WHAT IS BEING ASKED: Filter this material down to the lines that hold "della", copying each one.

SUPPLIED RECORDS:
═══
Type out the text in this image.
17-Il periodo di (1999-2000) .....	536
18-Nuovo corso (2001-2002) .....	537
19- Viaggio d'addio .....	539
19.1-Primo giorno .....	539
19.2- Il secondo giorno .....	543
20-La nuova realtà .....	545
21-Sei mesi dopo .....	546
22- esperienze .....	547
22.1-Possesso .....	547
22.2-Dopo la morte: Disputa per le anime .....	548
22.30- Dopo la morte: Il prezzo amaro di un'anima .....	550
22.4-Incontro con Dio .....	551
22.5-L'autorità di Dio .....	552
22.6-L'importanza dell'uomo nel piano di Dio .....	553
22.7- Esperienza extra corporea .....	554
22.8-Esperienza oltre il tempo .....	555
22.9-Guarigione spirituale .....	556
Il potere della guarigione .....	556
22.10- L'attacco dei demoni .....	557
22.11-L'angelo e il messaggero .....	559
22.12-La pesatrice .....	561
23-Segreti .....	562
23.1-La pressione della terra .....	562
═══
TASK RESULT:
Il potere della guarigione .....	556
23.1-La pressione della terra .....	562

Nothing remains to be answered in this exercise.